◆ WORK REQUIRED: Where a line in the listing below contains the word "isim", copy that line.

◆ DATASET RECORDS:

=-=-=-=-=

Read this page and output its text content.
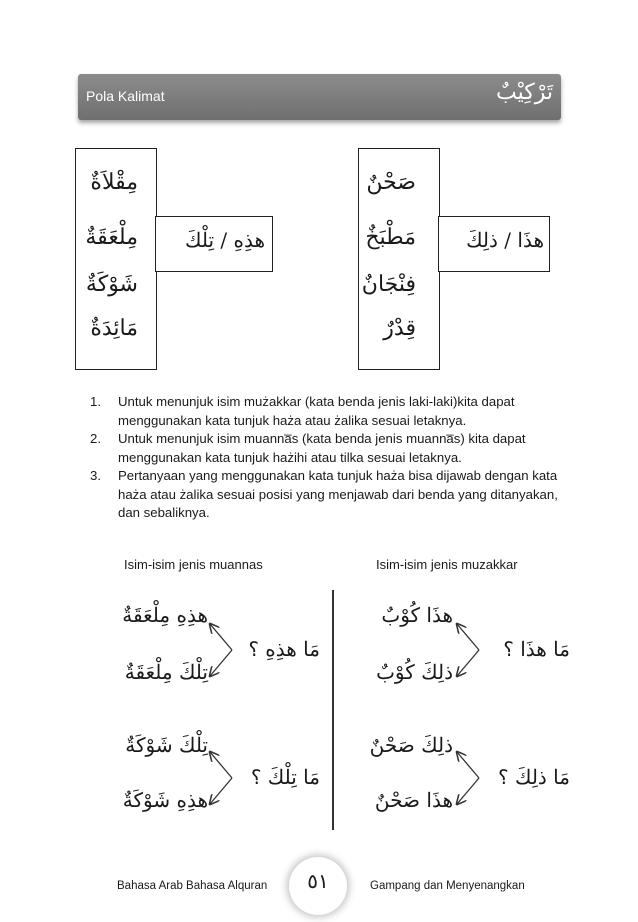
Pola Kalimat	تَرْكِيْبٌ
هذِهِ / تِلْكَ
مِقْلاَةٌ
مِلْعَقَةٌ
شَوْكَةٌ
مَائِدَةٌ
هذَا / ذلِكَ
صَحْنٌ
مَطْبَخٌ
فِنْجَانٌ
قِدْرٌ
1. Untuk menunjuk isim mużakkar (kata benda jenis laki-laki)kita dapat menggunakan kata tunjuk hażа atau żalika sesuai letaknya.
2. Untuk menunjuk isim muanna̅s (kata benda jenis muanna̅s) kita dapat menggunakan kata tunjuk hażihi atau tilka sesuai letaknya.
3. Pertanyaan yang menggunakan kata tunjuk hażа bisa dijawab dengan kata hażа atau żalika sesuai posisi yang menjawab dari benda yang ditanyakan, dan sebaliknya.
Isim-isim jenis muannas	Isim-isim jenis muzakkar
مَا هذِهِ ؟
هذِهِ مِلْعَقَةٌ
تِلْكَ مِلْعَقَةٌ
مَا هذَا ؟
هذَا كُوْبٌ
ذلِكَ كُوْبٌ
مَا تِلْكَ ؟
تِلْكَ شَوْكَةٌ
هذِهِ شَوْكَةٌ
مَا ذلِكَ ؟
ذلِكَ صَحْنٌ
هذَا صَحْنٌ
Bahasa Arab Bahasa Alquran	٥١	Gampang dan Menyenangkan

=-=-=-=-=

◆ SOLUTION FOR THIS PROBLEM:
1. Untuk menunjuk isim mużakkar (kata benda jenis laki-laki)kita dapat menggunakan kata tunjuk hażа atau żalika sesuai letaknya.
2. Untuk menunjuk isim muanna̅s (kata benda jenis muanna̅s) kita dapat menggunakan kata tunjuk hażihi atau tilka sesuai letaknya.
Isim-isim jenis muannas	Isim-isim jenis muzakkar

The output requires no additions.